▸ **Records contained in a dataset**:
++++++++++

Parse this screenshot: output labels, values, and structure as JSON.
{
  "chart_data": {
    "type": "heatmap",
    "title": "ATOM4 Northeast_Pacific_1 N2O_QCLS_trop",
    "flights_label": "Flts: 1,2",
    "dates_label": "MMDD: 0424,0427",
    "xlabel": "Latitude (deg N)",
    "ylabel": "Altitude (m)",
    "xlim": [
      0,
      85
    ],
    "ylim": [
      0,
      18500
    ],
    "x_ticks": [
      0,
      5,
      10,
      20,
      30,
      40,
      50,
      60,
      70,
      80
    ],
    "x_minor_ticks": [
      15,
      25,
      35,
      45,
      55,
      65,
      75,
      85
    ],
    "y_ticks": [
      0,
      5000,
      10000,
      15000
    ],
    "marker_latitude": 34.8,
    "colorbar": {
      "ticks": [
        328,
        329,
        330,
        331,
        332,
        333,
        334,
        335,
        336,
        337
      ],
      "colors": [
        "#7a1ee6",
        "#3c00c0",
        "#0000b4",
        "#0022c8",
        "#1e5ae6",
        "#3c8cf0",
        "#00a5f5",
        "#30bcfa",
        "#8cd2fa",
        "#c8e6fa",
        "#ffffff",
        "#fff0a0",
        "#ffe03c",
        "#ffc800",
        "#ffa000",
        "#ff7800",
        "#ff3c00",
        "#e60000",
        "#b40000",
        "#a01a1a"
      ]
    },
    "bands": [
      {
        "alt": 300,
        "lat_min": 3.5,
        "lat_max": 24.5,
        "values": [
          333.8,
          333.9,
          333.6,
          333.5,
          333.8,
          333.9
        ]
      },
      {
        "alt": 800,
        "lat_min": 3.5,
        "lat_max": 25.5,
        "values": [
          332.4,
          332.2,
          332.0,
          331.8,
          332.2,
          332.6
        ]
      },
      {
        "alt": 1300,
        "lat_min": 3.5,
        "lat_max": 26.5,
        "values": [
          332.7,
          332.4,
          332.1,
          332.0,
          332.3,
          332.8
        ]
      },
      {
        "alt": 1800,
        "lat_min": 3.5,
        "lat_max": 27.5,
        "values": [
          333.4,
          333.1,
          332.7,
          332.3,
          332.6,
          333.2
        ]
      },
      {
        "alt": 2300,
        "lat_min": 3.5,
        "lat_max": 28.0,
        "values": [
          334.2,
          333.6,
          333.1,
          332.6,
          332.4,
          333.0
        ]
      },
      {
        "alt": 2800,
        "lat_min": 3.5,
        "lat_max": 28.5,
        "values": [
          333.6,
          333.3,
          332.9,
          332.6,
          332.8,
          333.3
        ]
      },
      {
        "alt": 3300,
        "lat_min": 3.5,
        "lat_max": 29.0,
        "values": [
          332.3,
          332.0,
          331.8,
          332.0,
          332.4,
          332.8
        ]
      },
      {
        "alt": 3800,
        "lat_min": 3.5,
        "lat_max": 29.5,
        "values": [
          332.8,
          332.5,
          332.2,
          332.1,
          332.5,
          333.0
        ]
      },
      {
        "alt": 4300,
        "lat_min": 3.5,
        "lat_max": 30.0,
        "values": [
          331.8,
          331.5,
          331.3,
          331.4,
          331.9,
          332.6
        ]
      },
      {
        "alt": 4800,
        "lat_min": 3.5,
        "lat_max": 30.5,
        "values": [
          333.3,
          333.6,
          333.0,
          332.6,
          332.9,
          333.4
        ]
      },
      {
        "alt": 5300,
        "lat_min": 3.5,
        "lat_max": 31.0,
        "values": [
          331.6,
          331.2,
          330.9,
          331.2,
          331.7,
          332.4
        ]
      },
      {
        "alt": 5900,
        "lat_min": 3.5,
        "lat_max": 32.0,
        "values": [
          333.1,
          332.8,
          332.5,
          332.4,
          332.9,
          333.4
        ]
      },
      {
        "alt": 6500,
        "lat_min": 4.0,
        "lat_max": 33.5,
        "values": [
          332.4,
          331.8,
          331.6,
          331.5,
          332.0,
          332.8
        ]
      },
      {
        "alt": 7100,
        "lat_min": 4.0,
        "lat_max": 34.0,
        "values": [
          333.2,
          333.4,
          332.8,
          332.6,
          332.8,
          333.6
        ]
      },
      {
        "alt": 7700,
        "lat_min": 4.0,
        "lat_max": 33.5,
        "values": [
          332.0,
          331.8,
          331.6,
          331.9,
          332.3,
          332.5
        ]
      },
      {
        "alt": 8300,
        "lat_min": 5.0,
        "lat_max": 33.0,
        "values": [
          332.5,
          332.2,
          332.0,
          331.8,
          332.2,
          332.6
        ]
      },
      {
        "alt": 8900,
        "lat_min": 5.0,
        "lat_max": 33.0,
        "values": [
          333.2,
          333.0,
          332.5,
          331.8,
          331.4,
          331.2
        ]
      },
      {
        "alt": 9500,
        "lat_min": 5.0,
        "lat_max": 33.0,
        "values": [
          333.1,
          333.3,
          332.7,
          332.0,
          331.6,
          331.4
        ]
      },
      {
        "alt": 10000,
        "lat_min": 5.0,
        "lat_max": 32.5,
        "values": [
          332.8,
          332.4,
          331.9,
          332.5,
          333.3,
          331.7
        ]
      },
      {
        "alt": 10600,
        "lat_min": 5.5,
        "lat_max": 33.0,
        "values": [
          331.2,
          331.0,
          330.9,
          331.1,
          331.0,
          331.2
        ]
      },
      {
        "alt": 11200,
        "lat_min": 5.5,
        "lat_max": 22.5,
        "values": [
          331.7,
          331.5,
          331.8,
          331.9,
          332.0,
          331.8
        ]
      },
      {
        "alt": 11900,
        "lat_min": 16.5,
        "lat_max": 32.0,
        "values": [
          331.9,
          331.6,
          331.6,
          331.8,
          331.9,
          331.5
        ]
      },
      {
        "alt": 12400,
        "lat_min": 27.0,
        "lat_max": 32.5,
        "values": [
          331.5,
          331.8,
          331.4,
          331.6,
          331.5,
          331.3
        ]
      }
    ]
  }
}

++++++++++

▸ **SHORT TASK**: Write out the listing once more, matching it exactly.

▸ **FINAL ANSWER**:
Parse this screenshot: output labels, values, and structure as JSON.
{
  "chart_data": {
    "type": "heatmap",
    "title": "ATOM4 Northeast_Pacific_1 N2O_QCLS_trop",
    "flights_label": "Flts: 1,2",
    "dates_label": "MMDD: 0424,0427",
    "xlabel": "Latitude (deg N)",
    "ylabel": "Altitude (m)",
    "xlim": [
      0,
      85
    ],
    "ylim": [
      0,
      18500
    ],
    "x_ticks": [
      0,
      5,
      10,
      20,
      30,
      40,
      50,
      60,
      70,
      80
    ],
    "x_minor_ticks": [
      15,
      25,
      35,
      45,
      55,
      65,
      75,
      85
    ],
    "y_ticks": [
      0,
      5000,
      10000,
      15000
    ],
    "marker_latitude": 34.8,
    "colorbar": {
      "ticks": [
        328,
        329,
        330,
        331,
        332,
        333,
        334,
        335,
        336,
        337
      ],
      "colors": [
        "#7a1ee6",
        "#3c00c0",
        "#0000b4",
        "#0022c8",
        "#1e5ae6",
        "#3c8cf0",
        "#00a5f5",
        "#30bcfa",
        "#8cd2fa",
        "#c8e6fa",
        "#ffffff",
        "#fff0a0",
        "#ffe03c",
        "#ffc800",
        "#ffa000",
        "#ff7800",
        "#ff3c00",
        "#e60000",
        "#b40000",
        "#a01a1a"
      ]
    },
    "bands": [
      {
        "alt": 300,
        "lat_min": 3.5,
        "lat_max": 24.5,
        "values": [
          333.8,
          333.9,
          333.6,
          333.5,
          333.8,
          333.9
        ]
      },
      {
        "alt": 800,
        "lat_min": 3.5,
        "lat_max": 25.5,
        "values": [
          332.4,
          332.2,
          332.0,
          331.8,
          332.2,
          332.6
        ]
      },
      {
        "alt": 1300,
        "lat_min": 3.5,
        "lat_max": 26.5,
        "values": [
          332.7,
          332.4,
          332.1,
          332.0,
          332.3,
          332.8
        ]
      },
      {
        "alt": 1800,
        "lat_min": 3.5,
        "lat_max": 27.5,
        "values": [
          333.4,
          333.1,
          332.7,
          332.3,
          332.6,
          333.2
        ]
      },
      {
        "alt": 2300,
        "lat_min": 3.5,
        "lat_max": 28.0,
        "values": [
          334.2,
          333.6,
          333.1,
          332.6,
          332.4,
          333.0
        ]
      },
      {
        "alt": 2800,
        "lat_min": 3.5,
        "lat_max": 28.5,
        "values": [
          333.6,
          333.3,
          332.9,
          332.6,
          332.8,
          333.3
        ]
      },
      {
        "alt": 3300,
        "lat_min": 3.5,
        "lat_max": 29.0,
        "values": [
          332.3,
          332.0,
          331.8,
          332.0,
          332.4,
          332.8
        ]
      },
      {
        "alt": 3800,
        "lat_min": 3.5,
        "lat_max": 29.5,
        "values": [
          332.8,
          332.5,
          332.2,
          332.1,
          332.5,
          333.0
        ]
      },
      {
        "alt": 4300,
        "lat_min": 3.5,
        "lat_max": 30.0,
        "values": [
          331.8,
          331.5,
          331.3,
          331.4,
          331.9,
          332.6
        ]
      },
      {
        "alt": 4800,
        "lat_min": 3.5,
        "lat_max": 30.5,
        "values": [
          333.3,
          333.6,
          333.0,
          332.6,
          332.9,
          333.4
        ]
      },
      {
        "alt": 5300,
        "lat_min": 3.5,
        "lat_max": 31.0,
        "values": [
          331.6,
          331.2,
          330.9,
          331.2,
          331.7,
          332.4
        ]
      },
      {
        "alt": 5900,
        "lat_min": 3.5,
        "lat_max": 32.0,
        "values": [
          333.1,
          332.8,
          332.5,
          332.4,
          332.9,
          333.4
        ]
      },
      {
        "alt": 6500,
        "lat_min": 4.0,
        "lat_max": 33.5,
        "values": [
          332.4,
          331.8,
          331.6,
          331.5,
          332.0,
          332.8
        ]
      },
      {
        "alt": 7100,
        "lat_min": 4.0,
        "lat_max": 34.0,
        "values": [
          333.2,
          333.4,
          332.8,
          332.6,
          332.8,
          333.6
        ]
      },
      {
        "alt": 7700,
        "lat_min": 4.0,
        "lat_max": 33.5,
        "values": [
          332.0,
          331.8,
          331.6,
          331.9,
          332.3,
          332.5
        ]
      },
      {
        "alt": 8300,
        "lat_min": 5.0,
        "lat_max": 33.0,
        "values": [
          332.5,
          332.2,
          332.0,
          331.8,
          332.2,
          332.6
        ]
      },
      {
        "alt": 8900,
        "lat_min": 5.0,
        "lat_max": 33.0,
        "values": [
          333.2,
          333.0,
          332.5,
          331.8,
          331.4,
          331.2
        ]
      },
      {
        "alt": 9500,
        "lat_min": 5.0,
        "lat_max": 33.0,
        "values": [
          333.1,
          333.3,
          332.7,
          332.0,
          331.6,
          331.4
        ]
      },
      {
        "alt": 10000,
        "lat_min": 5.0,
        "lat_max": 32.5,
        "values": [
          332.8,
          332.4,
          331.9,
          332.5,
          333.3,
          331.7
        ]
      },
      {
        "alt": 10600,
        "lat_min": 5.5,
        "lat_max": 33.0,
        "values": [
          331.2,
          331.0,
          330.9,
          331.1,
          331.0,
          331.2
        ]
      },
      {
        "alt": 11200,
        "lat_min": 5.5,
        "lat_max": 22.5,
        "values": [
          331.7,
          331.5,
          331.8,
          331.9,
          332.0,
          331.8
        ]
      },
      {
        "alt": 11900,
        "lat_min": 16.5,
        "lat_max": 32.0,
        "values": [
          331.9,
          331.6,
          331.6,
          331.8,
          331.9,
          331.5
        ]
      },
      {
        "alt": 12400,
        "lat_min": 27.0,
        "lat_max": 32.5,
        "values": [
          331.5,
          331.8,
          331.4,
          331.6,
          331.5,
          331.3
        ]
      }
    ]
  }
}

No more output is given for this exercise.